# WHAT TO PRODUCE
Keep the wording of each record exactly the same when you repeat it, and leave out pictures.

====== RECORDED DATA ======

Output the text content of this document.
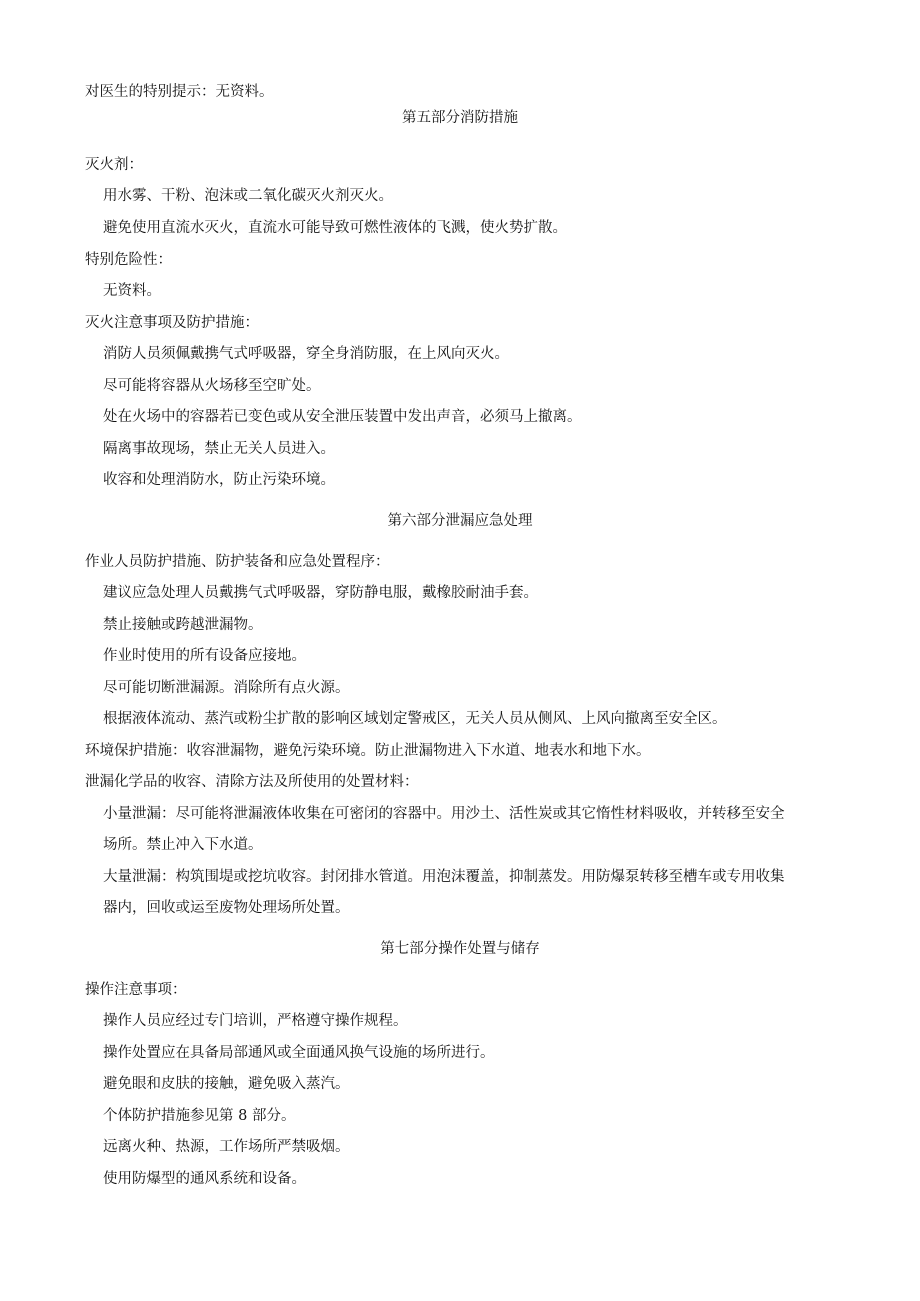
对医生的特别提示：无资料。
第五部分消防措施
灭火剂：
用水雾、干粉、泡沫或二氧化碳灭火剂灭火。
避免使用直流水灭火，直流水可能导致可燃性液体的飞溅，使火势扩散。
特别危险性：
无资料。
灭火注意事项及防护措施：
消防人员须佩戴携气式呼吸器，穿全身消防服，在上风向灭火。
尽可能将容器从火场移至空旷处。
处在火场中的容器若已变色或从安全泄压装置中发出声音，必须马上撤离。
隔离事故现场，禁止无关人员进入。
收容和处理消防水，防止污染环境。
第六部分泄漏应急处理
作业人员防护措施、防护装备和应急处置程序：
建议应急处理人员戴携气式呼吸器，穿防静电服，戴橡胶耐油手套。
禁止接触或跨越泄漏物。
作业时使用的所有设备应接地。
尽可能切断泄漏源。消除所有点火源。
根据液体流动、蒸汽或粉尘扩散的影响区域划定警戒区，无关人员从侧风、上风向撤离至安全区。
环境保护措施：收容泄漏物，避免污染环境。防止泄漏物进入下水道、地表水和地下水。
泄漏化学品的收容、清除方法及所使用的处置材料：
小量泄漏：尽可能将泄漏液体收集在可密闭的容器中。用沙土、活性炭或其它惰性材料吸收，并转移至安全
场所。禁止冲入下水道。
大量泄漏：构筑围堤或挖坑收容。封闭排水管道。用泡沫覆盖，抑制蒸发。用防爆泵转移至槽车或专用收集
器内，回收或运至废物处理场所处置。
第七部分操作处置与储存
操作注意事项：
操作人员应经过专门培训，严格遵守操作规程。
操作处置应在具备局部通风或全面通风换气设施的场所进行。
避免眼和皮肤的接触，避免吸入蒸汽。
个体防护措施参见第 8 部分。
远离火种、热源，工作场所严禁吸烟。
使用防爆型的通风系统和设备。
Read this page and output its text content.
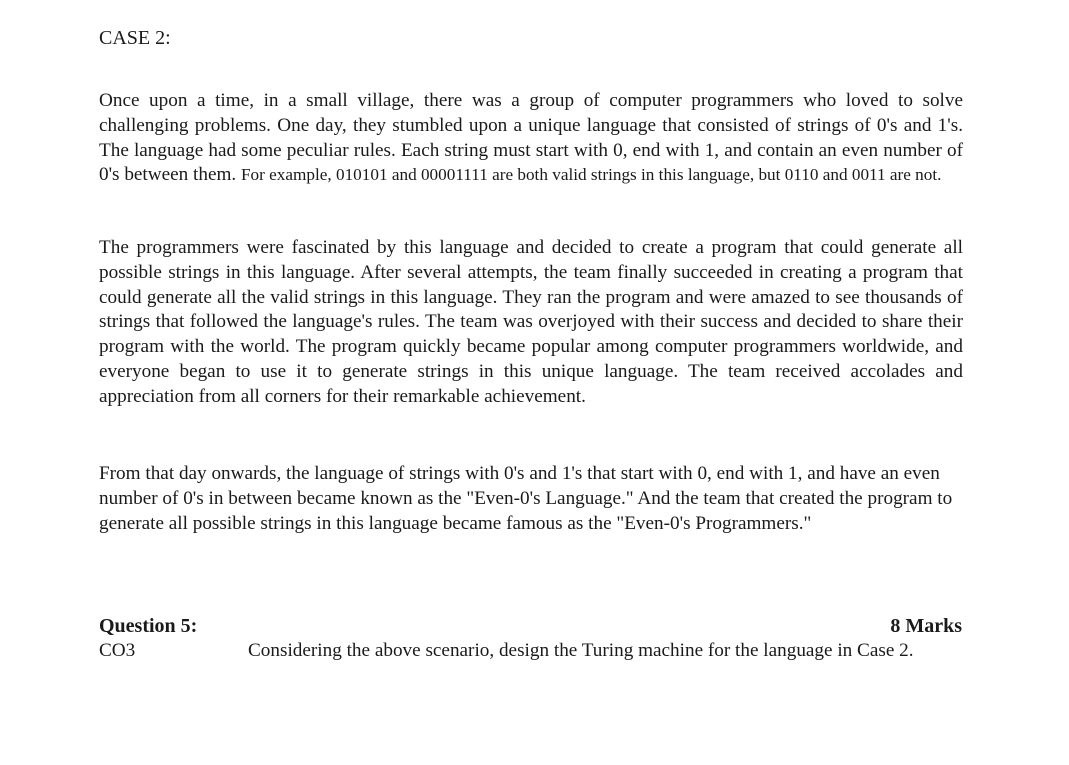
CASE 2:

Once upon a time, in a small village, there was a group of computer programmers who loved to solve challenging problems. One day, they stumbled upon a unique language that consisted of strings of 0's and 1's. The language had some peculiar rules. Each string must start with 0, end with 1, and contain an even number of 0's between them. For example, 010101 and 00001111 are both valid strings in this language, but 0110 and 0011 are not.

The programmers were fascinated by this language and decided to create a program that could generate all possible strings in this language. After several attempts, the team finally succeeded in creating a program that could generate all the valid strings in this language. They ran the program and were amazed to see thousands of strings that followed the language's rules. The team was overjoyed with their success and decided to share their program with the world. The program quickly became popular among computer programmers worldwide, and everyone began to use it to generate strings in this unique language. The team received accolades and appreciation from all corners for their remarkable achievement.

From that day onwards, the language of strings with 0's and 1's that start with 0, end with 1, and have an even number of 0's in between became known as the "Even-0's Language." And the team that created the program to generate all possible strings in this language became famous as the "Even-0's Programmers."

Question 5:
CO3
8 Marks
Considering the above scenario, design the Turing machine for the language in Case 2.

======

# RESPONSE
Output the text content of this document.
对医生的特别提示：无资料。
第五部分消防措施
灭火剂：
用水雾、干粉、泡沫或二氧化碳灭火剂灭火。
避免使用直流水灭火，直流水可能导致可燃性液体的飞溅，使火势扩散。
特别危险性：
无资料。
灭火注意事项及防护措施：
消防人员须佩戴携气式呼吸器，穿全身消防服，在上风向灭火。
尽可能将容器从火场移至空旷处。
处在火场中的容器若已变色或从安全泄压装置中发出声音，必须马上撤离。
隔离事故现场，禁止无关人员进入。
收容和处理消防水，防止污染环境。
第六部分泄漏应急处理
作业人员防护措施、防护装备和应急处置程序：
建议应急处理人员戴携气式呼吸器，穿防静电服，戴橡胶耐油手套。
禁止接触或跨越泄漏物。
作业时使用的所有设备应接地。
尽可能切断泄漏源。消除所有点火源。
根据液体流动、蒸汽或粉尘扩散的影响区域划定警戒区，无关人员从侧风、上风向撤离至安全区。
环境保护措施：收容泄漏物，避免污染环境。防止泄漏物进入下水道、地表水和地下水。
泄漏化学品的收容、清除方法及所使用的处置材料：
小量泄漏：尽可能将泄漏液体收集在可密闭的容器中。用沙土、活性炭或其它惰性材料吸收，并转移至安全
场所。禁止冲入下水道。
大量泄漏：构筑围堤或挖坑收容。封闭排水管道。用泡沫覆盖，抑制蒸发。用防爆泵转移至槽车或专用收集
器内，回收或运至废物处理场所处置。
第七部分操作处置与储存
操作注意事项：
操作人员应经过专门培训，严格遵守操作规程。
操作处置应在具备局部通风或全面通风换气设施的场所进行。
避免眼和皮肤的接触，避免吸入蒸汽。
个体防护措施参见第 8 部分。
远离火种、热源，工作场所严禁吸烟。
使用防爆型的通风系统和设备。
Read this page and output its text content.
CASE 2:

Once upon a time, in a small village, there was a group of computer programmers who loved to solve challenging problems. One day, they stumbled upon a unique language that consisted of strings of 0's and 1's. The language had some peculiar rules. Each string must start with 0, end with 1, and contain an even number of 0's between them. For example, 010101 and 00001111 are both valid strings in this language, but 0110 and 0011 are not.

The programmers were fascinated by this language and decided to create a program that could generate all possible strings in this language. After several attempts, the team finally succeeded in creating a program that could generate all the valid strings in this language. They ran the program and were amazed to see thousands of strings that followed the language's rules. The team was overjoyed with their success and decided to share their program with the world. The program quickly became popular among computer programmers worldwide, and everyone began to use it to generate strings in this unique language. The team received accolades and appreciation from all corners for their remarkable achievement.

From that day onwards, the language of strings with 0's and 1's that start with 0, end with 1, and have an even number of 0's in between became known as the "Even-0's Language." And the team that created the program to generate all possible strings in this language became famous as the "Even-0's Programmers."

Question 5:
CO3
8 Marks
Considering the above scenario, design the Turing machine for the language in Case 2.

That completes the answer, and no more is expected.